THE PROBLEM:
Look through the records below, and copy out every line that holds the string "Vladivostok".

--- start of EXERCISE INPUTS ---

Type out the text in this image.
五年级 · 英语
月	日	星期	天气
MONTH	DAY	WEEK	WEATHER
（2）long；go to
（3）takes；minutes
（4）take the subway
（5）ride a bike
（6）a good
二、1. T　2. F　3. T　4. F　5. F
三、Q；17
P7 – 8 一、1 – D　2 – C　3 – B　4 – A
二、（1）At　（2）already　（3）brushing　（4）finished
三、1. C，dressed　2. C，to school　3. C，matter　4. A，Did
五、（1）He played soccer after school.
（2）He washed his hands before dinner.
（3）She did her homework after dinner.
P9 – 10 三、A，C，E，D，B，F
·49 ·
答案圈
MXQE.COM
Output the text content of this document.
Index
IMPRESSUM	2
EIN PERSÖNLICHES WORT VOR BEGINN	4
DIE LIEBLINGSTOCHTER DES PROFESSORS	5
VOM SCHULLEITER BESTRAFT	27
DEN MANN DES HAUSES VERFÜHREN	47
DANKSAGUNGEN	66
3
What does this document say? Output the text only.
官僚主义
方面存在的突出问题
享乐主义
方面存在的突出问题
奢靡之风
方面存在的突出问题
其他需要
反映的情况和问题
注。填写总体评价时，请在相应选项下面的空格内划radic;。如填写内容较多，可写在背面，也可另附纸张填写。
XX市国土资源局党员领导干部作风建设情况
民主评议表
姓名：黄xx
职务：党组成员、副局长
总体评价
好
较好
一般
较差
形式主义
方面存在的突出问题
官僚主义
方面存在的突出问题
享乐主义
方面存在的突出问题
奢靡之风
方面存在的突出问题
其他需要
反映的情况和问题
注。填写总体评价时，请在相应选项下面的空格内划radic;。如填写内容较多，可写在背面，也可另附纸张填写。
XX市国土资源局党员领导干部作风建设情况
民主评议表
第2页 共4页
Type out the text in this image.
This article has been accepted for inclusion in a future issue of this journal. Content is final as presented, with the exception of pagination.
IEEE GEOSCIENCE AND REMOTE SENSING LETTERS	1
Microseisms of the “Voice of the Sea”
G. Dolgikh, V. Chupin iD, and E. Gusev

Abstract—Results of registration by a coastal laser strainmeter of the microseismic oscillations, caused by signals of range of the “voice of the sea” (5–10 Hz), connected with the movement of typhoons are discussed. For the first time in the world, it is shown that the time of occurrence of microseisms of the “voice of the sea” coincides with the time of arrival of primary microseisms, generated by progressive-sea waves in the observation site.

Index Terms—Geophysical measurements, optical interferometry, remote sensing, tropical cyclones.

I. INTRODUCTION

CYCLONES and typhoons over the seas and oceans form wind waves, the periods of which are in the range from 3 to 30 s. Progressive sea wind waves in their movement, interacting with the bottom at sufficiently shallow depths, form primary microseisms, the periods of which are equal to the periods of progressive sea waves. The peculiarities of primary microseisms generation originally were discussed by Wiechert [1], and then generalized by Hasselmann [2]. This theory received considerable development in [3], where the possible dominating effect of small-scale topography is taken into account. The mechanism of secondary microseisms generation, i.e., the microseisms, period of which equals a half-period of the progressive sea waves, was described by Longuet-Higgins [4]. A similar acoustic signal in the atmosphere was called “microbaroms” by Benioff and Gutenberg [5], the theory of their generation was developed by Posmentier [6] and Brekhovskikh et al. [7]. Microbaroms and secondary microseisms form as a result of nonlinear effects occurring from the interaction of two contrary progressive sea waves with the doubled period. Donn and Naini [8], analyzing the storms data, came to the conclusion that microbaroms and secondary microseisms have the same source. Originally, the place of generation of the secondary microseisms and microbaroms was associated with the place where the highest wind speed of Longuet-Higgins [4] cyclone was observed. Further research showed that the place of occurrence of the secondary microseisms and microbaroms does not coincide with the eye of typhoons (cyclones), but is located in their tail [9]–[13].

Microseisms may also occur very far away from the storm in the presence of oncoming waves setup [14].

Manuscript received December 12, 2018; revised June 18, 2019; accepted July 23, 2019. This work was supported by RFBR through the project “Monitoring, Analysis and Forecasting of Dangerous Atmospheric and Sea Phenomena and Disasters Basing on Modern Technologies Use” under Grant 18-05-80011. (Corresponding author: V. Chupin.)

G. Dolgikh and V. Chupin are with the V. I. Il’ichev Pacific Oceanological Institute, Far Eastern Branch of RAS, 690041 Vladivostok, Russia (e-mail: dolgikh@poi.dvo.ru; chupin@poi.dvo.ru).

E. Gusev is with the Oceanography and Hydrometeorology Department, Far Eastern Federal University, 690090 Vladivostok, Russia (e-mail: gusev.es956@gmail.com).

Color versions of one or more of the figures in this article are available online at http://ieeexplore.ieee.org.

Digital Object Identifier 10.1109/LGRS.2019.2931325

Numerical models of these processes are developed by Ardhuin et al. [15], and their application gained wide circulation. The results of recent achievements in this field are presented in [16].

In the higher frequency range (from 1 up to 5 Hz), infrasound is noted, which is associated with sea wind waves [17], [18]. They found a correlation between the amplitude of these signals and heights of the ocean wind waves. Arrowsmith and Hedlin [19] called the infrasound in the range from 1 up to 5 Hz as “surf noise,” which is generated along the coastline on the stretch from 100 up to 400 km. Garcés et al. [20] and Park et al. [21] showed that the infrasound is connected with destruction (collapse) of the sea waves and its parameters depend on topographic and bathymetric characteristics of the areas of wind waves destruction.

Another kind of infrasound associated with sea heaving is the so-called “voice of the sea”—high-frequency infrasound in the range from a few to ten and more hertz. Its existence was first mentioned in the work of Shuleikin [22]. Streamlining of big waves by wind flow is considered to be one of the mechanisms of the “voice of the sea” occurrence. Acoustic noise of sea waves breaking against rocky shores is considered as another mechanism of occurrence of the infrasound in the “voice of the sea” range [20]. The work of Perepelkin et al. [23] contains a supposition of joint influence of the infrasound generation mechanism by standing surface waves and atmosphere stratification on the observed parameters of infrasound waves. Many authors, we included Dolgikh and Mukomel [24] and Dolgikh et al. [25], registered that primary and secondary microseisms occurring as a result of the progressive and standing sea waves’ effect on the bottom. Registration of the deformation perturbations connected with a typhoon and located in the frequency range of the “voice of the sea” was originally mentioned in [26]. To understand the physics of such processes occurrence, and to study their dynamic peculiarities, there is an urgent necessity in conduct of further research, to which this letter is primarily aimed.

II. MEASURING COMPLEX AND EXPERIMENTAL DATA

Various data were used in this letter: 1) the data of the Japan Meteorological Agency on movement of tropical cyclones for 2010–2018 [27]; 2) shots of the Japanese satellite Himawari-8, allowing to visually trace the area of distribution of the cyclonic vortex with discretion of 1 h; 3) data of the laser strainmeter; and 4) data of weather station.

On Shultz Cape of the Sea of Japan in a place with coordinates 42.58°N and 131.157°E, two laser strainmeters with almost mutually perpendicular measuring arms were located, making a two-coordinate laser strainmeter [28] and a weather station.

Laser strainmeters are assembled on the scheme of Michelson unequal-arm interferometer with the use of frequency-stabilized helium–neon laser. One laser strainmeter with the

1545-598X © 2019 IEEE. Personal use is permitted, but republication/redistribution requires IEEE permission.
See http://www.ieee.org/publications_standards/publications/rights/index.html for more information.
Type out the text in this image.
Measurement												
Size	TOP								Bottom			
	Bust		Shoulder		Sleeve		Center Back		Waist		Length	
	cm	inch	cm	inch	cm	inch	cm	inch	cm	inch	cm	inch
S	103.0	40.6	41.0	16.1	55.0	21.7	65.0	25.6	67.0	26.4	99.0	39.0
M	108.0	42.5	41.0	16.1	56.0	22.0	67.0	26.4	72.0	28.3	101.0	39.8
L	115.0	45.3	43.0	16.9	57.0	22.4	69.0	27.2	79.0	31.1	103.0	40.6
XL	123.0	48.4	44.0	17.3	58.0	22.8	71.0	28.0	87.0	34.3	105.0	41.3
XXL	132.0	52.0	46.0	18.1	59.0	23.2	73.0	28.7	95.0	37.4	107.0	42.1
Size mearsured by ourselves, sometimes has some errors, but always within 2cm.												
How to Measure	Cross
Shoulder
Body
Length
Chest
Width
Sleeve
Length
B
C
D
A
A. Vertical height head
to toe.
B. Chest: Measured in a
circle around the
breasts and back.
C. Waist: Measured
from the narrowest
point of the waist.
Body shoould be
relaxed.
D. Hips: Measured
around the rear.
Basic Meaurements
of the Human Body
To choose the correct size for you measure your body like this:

--- end of EXERCISE INPUTS ---

ANSWER TO THIS PROBLEM:
G. Dolgikh and V. Chupin are with the V. I. Il’ichev Pacific Oceanological Institute, Far Eastern Branch of RAS, 690041 Vladivostok, Russia (e-mail: dolgikh@poi.dvo.ru; chupin@poi.dvo.ru).
E. Gusev is with the Oceanography and Hydrometeorology Department, Far Eastern Federal University, 690090 Vladivostok, Russia (e-mail: gusev.es956@gmail.com).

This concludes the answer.